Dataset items
--------------------

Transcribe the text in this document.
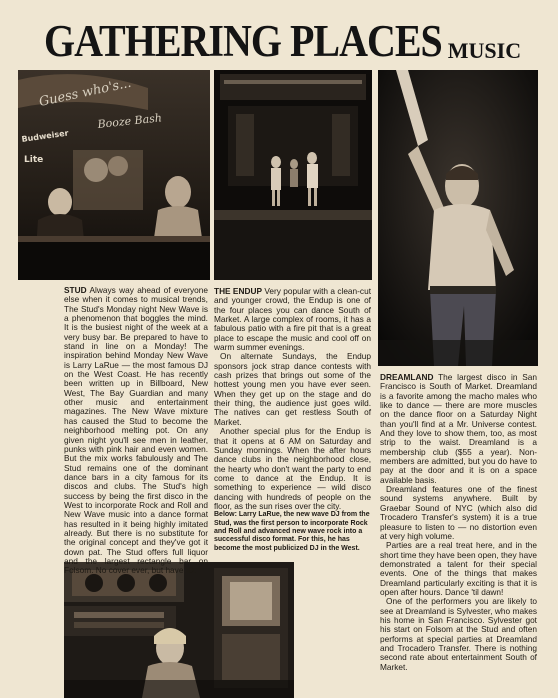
GATHERING PLACES MUSIC
Guess who's...
Booze Bash
Budweiser
Lite

STUD Always way ahead of everyone else when it comes to musical trends, The Stud's Monday night New Wave is a phenomenon that boggles the mind. It is the busiest night of the week at a very busy bar. Be prepared to have to stand in line on a Monday! The inspiration behind Monday New Wave is Larry LaRue — the most famous DJ on the West Coast. He has recently been written up in Billboard, New West, The Bay Guardian and many other music and entertainment magazines. The New Wave mixture has caused the Stud to become the neighborhood melting pot. On any given night you'll see men in leather, punks with pink hair and even women. But the mix works fabulously and The Stud remains one of the dominant dance bars in a city famous for its discos and clubs. The Stud's high success by being the first disco in the West to incorporate Rock and Roll and New Wave music into a dance format has resulted in it being highly imitated already. But there is no substitute for the original concept and they've got it down pat. The Stud offers full liquor and the largest rectangle bar on Folsom. No cover ever, but have ID.

THE ENDUP Very popular with a clean-cut and younger crowd, the Endup is one of the four places you can dance South of Market. A large complex of rooms, it has a fabulous patio with a fire pit that is a great place to escape the music and cool off on warm summer evenings.

On alternate Sundays, the Endup sponsors jock strap dance contests with cash prizes that brings out some of the hottest young men you have ever seen. When they get up on the stage and do their thing, the audience just goes wild. The natives can get restless South of Market.

Another special plus for the Endup is that it opens at 6 AM on Saturday and Sunday mornings. When the after hours dance clubs in the neighborhood close, the hearty who don't want the party to end come to dance at the Endup. It is something to experience — wild disco dancing with hundreds of people on the floor, as the sun rises over the city.

Below: Larry LaRue, the new wave DJ from the Stud, was the first person to incorporate Rock and Roll and advanced new wave rock into a successful disco format. For this, he has become the most publicized DJ in the West.

DREAMLAND The largest disco in San Francisco is South of Market. Dreamland is a favorite among the macho males who like to dance — there are more muscles on the dance floor on a Saturday Night than you'll find at a Mr. Universe contest. And they love to show them, too, as most strip to the waist. Dreamland is a membership club ($55 a year). Non-members are admitted, but you do have to pay at the door and it is on a space available basis.

Dreamland features one of the finest sound systems anywhere. Built by Graebar Sound of NYC (which also did Trocadero Transfer's system) it is a true pleasure to listen to — no distortion even at very high volume.

Parties are a real treat here, and in the short time they have been open, they have demonstrated a talent for their special events. One of the things that makes Dreamland particularly exciting is that it is open after hours. Dance 'til dawn!

One of the performers you are likely to see at Dreamland is Sylvester, who makes his home in San Francisco. Sylvester got his start on Folsom at the Stud and often performs at special parties at Dreamland and Trocadero Transfer. There is nothing second rate about entertainment South of Market.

--------------------

OBJECTIVE:
Each line of the material that holds the string "ever" counts once; give the total alone.

COMPLETED TASK:
2